Donna J. Wan, Menlo Park, California, USA
Donna J. Wan was born in Taiwan and lives in the San Francisco Bay Area. She received her BA from Stanford University and MFA from the San Francisco Art Institute. Her work has been shown at numerous venues including the New Mexico Museum of Art, RISD Museum of Art, Klompching Gallery???????, Gallery 1401 at the University of Arts, and Gallery Carte Blanche. She was a Magenta Foundation Flash Forward 2007 Emerging Photographer, an ArtSeen 2008 Emerging Artist, and a 2012 Critical Mass Top 50 Finalist and nominated for PDN’s 2013 30 New and Emerging Photographers to Watch. She is has won several rewards, including the CENTER’s 2012 Project Launch Honorable Mention, 2012 APA/Lucie Foundation Scholarship grant, CENTER 2013 Gallerist’s Choice Award 3rd Place, and 2013 Kolga Award.
Her work has been published in Fraction Magazine, Flak Photo, Lenscratch, Forward Thinking Museum, Time Out, Conscientious, PDN and La Journal De La Photographie and written about by W.M. Hunt and Virginia Heckert. In 2009, she was awarded an artist residency at The Center for Photography at Woodstock and was invited by Catherine Opie to lecture at UCLA. Her work is in the collection of the Pulitzer-Prize winning author Richard Ford, artist Thomas Kellner and the Pilara Foundation.
“Anti-Portraits”
I began this project with this question in mind - how does the landscape shape identity? Over the last few years, I have made pictures of the natural world that has been altered by man in some way or another – from subtle incursions to a near complete annihilation of it. While people were present in some of my previous work, I was concerned more with the evidence of their intervention – roads, buildings, bridges, cars, planes, ships, etc. They were there in spirit but not in actuality.
In this new body of work, people have become the focus of my landscape photographs. By investigating how others relate and react to the landscape, I am still trying to understand my own relationship to it. Yet I have intentionally shot my photographs of people from behind, in shadow or at a scale where it is difficult to obtain a clear read of their faces. These photographs are my “anti-portraits” because they are not about the individual identities of the people being portrayed but about the viewer's ability to project him/herself into the picture and experience the landscape vicariously. In Germany, they call this visual phenomena “Rückenfigur,” a technique pioneered by Casper David Friederich in his 19th century romantic landscape paintings.

- [Dataset entries]:
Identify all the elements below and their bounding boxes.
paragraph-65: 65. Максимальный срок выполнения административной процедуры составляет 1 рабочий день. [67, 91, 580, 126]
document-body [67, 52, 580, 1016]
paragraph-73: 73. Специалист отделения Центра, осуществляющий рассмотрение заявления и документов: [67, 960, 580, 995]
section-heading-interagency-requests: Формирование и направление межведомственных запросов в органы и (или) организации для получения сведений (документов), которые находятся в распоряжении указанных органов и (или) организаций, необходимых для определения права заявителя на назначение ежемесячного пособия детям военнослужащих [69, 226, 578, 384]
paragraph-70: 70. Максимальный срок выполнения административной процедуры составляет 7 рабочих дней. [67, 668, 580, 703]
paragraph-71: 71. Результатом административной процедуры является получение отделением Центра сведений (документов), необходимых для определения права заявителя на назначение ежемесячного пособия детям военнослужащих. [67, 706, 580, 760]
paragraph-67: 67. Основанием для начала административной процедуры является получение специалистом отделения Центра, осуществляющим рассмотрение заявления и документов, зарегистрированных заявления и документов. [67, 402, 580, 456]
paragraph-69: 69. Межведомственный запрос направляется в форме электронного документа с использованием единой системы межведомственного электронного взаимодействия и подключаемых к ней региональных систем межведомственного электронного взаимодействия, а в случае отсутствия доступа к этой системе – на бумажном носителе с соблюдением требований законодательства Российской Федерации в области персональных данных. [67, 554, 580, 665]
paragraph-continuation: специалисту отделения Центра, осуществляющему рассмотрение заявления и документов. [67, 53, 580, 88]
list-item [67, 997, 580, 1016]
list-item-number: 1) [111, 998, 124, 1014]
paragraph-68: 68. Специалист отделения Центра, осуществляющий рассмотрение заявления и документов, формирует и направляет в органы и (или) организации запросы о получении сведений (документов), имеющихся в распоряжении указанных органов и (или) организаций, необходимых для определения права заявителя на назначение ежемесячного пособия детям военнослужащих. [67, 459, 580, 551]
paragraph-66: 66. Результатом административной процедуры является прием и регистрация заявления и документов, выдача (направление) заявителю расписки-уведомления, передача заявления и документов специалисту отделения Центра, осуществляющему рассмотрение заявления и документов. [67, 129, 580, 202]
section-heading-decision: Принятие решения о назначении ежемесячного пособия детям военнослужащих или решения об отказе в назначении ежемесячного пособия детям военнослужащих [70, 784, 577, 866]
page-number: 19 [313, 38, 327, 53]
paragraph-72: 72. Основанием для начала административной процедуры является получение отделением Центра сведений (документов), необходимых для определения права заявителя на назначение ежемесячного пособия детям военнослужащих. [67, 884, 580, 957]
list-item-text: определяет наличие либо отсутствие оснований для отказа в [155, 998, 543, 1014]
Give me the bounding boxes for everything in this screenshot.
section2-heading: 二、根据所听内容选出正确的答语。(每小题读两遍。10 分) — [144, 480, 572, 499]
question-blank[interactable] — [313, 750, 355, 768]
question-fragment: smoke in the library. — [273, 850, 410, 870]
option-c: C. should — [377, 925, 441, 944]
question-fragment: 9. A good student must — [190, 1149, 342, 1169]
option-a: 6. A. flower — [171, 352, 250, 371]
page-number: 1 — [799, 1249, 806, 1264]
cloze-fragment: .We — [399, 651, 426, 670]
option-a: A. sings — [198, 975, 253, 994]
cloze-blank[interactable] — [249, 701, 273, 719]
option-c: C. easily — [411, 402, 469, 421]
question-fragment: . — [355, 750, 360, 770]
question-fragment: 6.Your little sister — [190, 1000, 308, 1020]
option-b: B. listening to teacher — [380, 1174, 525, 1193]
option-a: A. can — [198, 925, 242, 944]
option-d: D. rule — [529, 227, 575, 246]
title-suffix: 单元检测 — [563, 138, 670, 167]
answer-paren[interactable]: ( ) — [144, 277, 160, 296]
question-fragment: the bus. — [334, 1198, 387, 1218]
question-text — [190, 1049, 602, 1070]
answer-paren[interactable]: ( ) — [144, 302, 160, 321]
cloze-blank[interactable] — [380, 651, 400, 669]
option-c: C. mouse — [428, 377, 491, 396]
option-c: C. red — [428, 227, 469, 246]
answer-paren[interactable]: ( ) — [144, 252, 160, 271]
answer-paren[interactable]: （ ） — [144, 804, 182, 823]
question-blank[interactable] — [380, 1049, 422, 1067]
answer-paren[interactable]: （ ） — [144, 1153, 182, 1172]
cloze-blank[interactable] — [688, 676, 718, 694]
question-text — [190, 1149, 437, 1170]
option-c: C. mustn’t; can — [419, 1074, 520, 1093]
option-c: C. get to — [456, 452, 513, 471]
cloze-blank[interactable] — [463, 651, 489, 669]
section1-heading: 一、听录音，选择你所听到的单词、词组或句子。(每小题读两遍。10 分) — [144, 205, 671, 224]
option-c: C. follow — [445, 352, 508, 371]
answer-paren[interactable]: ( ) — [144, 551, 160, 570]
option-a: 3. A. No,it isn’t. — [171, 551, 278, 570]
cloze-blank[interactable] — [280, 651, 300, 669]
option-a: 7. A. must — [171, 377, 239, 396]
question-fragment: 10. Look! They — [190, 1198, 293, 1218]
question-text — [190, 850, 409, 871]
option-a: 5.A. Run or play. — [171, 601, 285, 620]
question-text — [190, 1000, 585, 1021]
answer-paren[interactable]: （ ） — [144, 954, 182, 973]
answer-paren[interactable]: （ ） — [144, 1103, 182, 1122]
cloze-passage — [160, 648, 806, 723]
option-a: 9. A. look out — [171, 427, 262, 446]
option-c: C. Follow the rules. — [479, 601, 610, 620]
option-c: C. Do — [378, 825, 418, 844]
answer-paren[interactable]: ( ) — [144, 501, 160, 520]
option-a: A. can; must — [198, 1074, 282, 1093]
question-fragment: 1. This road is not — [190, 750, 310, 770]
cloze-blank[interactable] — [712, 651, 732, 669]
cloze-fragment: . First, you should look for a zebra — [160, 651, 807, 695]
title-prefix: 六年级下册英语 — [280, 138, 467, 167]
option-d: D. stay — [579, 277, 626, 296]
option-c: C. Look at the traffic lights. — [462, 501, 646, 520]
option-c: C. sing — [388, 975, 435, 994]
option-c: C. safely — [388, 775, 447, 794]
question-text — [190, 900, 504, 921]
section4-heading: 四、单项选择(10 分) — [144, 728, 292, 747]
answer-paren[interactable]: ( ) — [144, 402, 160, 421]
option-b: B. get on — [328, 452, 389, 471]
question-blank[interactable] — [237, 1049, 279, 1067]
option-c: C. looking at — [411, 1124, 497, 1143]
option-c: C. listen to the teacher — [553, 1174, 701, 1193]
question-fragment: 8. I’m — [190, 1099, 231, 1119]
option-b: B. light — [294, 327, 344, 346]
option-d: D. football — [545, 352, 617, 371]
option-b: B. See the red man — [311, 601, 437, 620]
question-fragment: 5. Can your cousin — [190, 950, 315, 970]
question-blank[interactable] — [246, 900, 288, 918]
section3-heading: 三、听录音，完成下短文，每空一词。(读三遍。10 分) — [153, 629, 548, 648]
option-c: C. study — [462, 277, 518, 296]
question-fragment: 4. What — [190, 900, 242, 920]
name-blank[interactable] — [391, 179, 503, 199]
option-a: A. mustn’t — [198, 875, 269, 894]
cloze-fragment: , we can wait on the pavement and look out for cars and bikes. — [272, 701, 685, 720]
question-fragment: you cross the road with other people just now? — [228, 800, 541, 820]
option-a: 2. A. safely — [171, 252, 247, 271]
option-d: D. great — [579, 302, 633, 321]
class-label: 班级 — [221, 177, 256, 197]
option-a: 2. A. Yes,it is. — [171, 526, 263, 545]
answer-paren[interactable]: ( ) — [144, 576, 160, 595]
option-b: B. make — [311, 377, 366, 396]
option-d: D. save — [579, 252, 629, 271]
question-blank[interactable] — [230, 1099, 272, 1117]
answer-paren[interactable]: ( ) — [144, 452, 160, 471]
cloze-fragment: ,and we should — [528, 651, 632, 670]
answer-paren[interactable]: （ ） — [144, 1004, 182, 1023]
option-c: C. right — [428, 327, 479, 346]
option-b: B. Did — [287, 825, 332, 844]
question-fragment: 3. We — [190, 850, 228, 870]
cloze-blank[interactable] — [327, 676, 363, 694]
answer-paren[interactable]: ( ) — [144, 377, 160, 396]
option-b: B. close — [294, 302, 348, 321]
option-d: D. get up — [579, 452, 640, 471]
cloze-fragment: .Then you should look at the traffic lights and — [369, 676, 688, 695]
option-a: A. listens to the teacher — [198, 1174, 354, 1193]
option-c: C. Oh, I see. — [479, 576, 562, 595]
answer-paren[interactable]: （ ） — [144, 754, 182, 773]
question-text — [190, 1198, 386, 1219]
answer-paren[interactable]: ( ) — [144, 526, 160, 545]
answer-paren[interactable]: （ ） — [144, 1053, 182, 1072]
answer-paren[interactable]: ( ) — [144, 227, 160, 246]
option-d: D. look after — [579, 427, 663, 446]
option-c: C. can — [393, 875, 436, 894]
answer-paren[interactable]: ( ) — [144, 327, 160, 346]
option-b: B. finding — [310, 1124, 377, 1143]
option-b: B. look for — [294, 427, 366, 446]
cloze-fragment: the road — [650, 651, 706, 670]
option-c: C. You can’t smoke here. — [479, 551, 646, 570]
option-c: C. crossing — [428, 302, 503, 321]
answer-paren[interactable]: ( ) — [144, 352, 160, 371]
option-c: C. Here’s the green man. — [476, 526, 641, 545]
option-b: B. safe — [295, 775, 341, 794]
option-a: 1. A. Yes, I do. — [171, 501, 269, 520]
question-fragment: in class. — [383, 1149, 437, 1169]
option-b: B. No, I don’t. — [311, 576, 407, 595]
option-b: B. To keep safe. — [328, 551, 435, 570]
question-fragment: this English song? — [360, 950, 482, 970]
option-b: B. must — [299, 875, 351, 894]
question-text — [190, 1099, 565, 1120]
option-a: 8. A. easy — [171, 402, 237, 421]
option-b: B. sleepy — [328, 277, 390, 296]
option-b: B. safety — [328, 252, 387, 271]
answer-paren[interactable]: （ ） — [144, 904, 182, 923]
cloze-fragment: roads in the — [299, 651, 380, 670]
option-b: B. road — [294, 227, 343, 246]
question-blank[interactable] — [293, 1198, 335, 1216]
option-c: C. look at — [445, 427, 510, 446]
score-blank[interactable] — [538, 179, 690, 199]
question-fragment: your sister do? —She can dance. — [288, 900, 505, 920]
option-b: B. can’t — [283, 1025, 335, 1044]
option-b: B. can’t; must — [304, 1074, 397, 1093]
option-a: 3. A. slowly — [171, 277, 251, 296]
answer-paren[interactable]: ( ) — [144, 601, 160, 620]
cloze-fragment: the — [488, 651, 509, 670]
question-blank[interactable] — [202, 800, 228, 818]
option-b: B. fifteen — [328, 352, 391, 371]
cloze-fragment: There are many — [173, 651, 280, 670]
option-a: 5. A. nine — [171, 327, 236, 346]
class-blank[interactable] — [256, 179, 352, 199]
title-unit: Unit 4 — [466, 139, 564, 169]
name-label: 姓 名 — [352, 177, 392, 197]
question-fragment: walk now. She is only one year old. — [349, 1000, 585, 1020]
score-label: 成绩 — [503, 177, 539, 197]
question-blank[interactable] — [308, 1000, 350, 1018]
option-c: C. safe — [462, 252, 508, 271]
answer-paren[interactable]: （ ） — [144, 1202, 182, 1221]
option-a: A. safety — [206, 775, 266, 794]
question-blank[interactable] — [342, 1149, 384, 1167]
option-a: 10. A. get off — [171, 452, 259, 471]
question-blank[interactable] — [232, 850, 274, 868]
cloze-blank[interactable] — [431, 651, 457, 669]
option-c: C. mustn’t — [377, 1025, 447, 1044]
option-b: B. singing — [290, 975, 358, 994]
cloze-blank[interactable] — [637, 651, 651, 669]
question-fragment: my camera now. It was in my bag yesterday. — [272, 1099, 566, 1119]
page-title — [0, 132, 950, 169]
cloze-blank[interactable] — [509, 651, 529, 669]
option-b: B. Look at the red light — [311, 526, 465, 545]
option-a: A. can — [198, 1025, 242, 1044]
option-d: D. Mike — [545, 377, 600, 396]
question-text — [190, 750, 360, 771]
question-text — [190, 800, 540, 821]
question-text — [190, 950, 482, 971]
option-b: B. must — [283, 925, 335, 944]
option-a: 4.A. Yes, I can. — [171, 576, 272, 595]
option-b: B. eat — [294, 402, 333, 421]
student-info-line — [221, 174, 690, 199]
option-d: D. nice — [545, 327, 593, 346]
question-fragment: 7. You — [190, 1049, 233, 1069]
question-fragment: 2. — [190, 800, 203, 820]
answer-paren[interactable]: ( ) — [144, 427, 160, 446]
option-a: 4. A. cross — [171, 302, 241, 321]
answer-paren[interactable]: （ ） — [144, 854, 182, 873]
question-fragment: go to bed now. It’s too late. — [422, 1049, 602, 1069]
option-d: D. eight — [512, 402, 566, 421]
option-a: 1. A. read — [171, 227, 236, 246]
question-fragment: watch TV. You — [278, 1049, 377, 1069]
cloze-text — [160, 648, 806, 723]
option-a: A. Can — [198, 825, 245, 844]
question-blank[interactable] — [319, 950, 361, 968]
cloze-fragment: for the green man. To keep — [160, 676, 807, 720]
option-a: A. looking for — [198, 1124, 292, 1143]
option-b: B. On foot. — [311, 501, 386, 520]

- [Work instructions]:
a. In the Donna J. Wan text, write out the part that opens with the words containing "Her work has been published" and closes with "the Pilara Foundation.".
b. According to the Donna J. Wan text, where did she receive her MFA?
c. Continue the Donna J. Wan text from where it stops.

- [Answers]:
a.
Her work has been published in Fraction Magazine, Flak Photo, Lenscratch, Forward Thinking Museum, Time Out, Conscientious, PDN and La Journal De La Photographie and written about by W.M. Hunt and Virginia Heckert. In 2009, she was awarded an artist residency at The Center for Photography at Woodstock and was invited by Catherine Opie to lecture at UCLA. Her work is in the collection of the Pulitzer-Prize winning author Richard Ford, artist Thomas Kellner and the Pilara Foundation.

b. The San Francisco Art Institute.

c.
However, I don’t think I am finding a simple answer to the question I posed to myself at the beginning of this project. Instead I have been coming to the conclusion that identity doesn’t consist solely of characteristics that we can easily name, define or categorize such as race, gender, age, sexual orientation, height, weight, or even location. I believe a large part of who we are stems from intangible experiences that are part- lived, part- perceived and part- imagined. And the landscape, especially representations of it, is one vehicle through which this happens. How we navigate through and experience the landscape informs us of who we are - both collectively and individually.
This project began in 2009 and is ongoing. None of the photographs in this series were staged. I am not acquainted with any of the people represented. Nor did I speak to or interact with any of them during the shooting process.
Virginia Heckert about Donna J. Wan
"Donna Wan's In the Landscape project successfully borrows a tradition from landscape painting, that of 19th-century Romantic painters' introduction of a figure seen from behind to lead the viewer into the scene, to depict a wide range of vacation and leisure destinations. Elevated vantage points and less-than-ideal lighting conditions introduce distancing elements that underscore the investigative nature of her observation of individuals interacting with the landscape." In the Juror's Statment of Review Santa Fe, Virginia Heckert, Associate Curator, J. Paul Getty Museum, 2012.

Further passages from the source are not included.